((

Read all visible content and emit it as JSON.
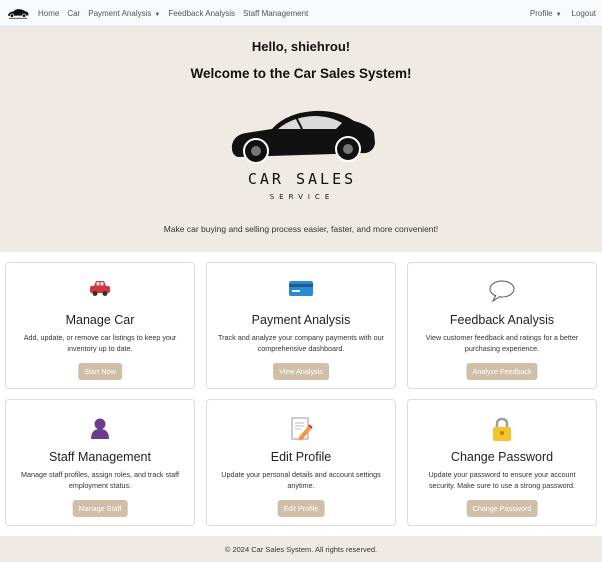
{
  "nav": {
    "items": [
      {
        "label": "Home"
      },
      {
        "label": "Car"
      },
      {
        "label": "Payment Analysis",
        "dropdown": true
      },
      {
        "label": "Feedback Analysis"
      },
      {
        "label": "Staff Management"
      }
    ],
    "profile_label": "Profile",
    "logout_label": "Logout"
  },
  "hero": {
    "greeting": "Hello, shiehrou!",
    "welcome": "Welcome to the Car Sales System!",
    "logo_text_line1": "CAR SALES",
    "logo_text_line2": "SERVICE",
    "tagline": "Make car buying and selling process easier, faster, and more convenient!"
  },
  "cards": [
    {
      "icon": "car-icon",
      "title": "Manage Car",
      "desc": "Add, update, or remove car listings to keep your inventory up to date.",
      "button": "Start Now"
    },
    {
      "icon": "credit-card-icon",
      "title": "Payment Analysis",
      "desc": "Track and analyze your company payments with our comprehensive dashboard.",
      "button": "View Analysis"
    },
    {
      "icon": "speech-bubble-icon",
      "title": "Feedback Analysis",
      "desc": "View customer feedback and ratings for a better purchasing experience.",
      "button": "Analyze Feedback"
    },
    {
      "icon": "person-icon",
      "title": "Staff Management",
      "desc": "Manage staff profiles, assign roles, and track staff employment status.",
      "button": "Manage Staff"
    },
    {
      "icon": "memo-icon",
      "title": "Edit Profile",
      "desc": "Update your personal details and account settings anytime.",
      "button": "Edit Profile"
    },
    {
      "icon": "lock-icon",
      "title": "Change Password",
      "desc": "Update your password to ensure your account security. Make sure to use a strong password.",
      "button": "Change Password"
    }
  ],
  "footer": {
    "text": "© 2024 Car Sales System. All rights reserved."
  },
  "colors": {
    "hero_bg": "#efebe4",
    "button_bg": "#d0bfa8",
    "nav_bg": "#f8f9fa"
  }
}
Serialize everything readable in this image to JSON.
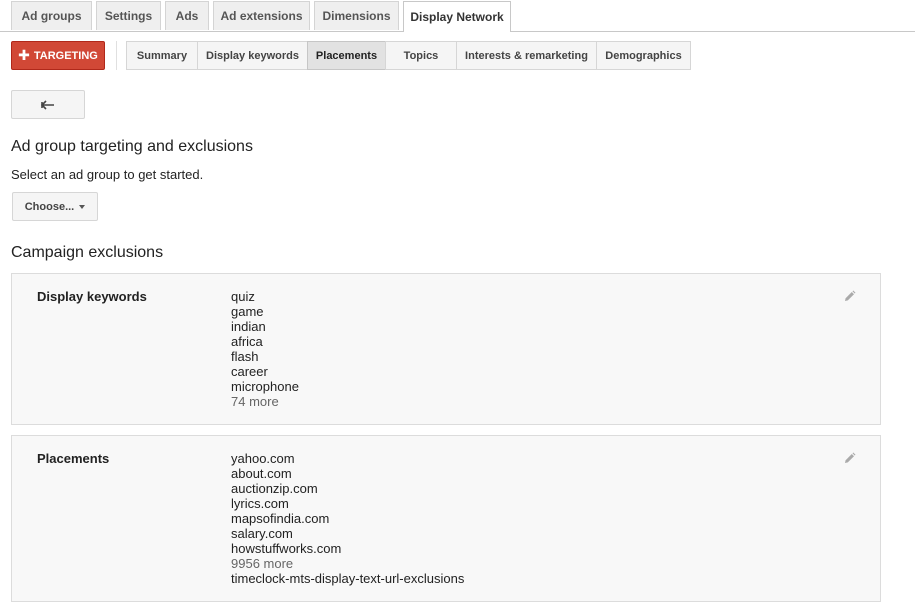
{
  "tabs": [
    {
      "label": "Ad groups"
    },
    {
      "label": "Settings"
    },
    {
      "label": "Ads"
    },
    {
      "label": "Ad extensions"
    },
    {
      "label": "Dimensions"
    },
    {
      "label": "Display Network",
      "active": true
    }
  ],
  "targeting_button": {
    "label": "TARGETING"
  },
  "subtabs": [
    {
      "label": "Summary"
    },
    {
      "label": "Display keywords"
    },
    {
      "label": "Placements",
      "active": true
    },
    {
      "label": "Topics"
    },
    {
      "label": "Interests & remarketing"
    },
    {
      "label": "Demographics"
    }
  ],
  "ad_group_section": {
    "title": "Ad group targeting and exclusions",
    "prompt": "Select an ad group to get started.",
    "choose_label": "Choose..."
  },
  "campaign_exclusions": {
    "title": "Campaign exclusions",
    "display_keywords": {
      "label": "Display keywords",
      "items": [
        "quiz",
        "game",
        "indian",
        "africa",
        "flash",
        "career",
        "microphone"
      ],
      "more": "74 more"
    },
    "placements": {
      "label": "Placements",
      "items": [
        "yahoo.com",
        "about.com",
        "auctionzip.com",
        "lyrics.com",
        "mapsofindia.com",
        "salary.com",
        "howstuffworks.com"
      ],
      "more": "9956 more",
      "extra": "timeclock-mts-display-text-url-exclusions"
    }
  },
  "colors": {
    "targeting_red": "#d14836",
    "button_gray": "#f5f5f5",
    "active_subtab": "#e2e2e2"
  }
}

))

Go through the lines above. Select every one that has the string "Management".

        "label": "Staff Management"
      "title": "Staff Management",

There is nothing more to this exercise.